Each line in the entries below that holds the string "Flow" is to be listed.

▶ _Chart and figure data_
+++++

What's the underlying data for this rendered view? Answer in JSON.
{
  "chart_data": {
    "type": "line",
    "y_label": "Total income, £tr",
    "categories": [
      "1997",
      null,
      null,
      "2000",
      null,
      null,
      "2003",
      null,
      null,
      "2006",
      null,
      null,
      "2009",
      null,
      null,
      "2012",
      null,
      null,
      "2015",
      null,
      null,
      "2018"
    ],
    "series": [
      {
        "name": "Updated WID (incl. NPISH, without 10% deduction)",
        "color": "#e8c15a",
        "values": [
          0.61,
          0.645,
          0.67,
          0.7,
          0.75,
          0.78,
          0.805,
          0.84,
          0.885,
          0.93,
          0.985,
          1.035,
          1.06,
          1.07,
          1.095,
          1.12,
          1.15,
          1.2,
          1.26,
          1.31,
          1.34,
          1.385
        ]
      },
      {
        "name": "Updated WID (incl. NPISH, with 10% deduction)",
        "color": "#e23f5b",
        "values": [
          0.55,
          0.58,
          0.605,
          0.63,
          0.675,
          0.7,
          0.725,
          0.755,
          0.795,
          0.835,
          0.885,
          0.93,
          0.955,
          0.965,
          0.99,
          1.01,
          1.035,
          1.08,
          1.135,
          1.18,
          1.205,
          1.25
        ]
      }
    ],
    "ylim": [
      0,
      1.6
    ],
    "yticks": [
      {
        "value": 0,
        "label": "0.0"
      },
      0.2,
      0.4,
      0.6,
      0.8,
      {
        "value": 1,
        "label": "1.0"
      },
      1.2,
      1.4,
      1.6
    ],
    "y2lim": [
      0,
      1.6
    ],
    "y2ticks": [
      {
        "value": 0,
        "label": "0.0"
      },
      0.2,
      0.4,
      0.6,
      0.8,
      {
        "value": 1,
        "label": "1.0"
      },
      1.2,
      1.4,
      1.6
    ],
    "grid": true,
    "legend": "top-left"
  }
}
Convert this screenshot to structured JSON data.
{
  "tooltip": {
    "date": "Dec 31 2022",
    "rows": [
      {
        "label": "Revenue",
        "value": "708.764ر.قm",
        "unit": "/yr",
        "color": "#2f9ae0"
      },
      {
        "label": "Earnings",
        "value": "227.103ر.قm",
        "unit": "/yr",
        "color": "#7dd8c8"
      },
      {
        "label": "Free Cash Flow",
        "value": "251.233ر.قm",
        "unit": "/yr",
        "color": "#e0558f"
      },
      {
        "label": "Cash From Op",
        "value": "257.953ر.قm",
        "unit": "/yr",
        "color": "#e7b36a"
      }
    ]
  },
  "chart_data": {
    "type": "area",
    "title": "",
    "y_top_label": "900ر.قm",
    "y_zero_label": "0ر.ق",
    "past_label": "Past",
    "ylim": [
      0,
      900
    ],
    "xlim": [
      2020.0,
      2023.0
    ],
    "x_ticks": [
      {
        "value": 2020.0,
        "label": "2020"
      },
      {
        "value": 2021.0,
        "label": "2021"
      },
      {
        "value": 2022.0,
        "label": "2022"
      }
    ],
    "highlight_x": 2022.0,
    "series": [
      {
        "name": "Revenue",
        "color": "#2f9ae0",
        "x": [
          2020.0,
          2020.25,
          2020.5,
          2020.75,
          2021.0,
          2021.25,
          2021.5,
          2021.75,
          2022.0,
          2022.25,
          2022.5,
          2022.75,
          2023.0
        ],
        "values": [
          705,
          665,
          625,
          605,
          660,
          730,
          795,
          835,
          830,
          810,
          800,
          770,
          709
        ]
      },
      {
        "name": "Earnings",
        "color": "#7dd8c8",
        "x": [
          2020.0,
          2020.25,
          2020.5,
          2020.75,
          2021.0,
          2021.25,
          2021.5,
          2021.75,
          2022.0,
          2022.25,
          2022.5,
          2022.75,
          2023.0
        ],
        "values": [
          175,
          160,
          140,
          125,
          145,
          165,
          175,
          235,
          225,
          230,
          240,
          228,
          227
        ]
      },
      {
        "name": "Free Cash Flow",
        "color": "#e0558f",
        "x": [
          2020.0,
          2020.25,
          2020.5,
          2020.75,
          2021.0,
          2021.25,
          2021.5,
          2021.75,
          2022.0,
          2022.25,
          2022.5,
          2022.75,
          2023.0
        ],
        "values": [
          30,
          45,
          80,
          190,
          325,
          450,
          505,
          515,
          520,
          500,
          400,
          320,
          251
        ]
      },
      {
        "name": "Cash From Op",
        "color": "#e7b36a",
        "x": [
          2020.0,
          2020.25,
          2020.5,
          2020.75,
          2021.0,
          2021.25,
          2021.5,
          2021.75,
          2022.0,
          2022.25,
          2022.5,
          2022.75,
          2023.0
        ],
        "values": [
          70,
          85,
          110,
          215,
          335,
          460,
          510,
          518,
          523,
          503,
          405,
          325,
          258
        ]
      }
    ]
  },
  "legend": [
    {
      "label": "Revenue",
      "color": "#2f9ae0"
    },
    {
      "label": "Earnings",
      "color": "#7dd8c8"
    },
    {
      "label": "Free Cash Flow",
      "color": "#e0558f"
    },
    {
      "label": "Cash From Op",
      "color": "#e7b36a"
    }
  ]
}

+++++

▶ _Written answer_
        "label": "Free Cash Flow",
        "name": "Free Cash Flow",
      "label": "Free Cash Flow",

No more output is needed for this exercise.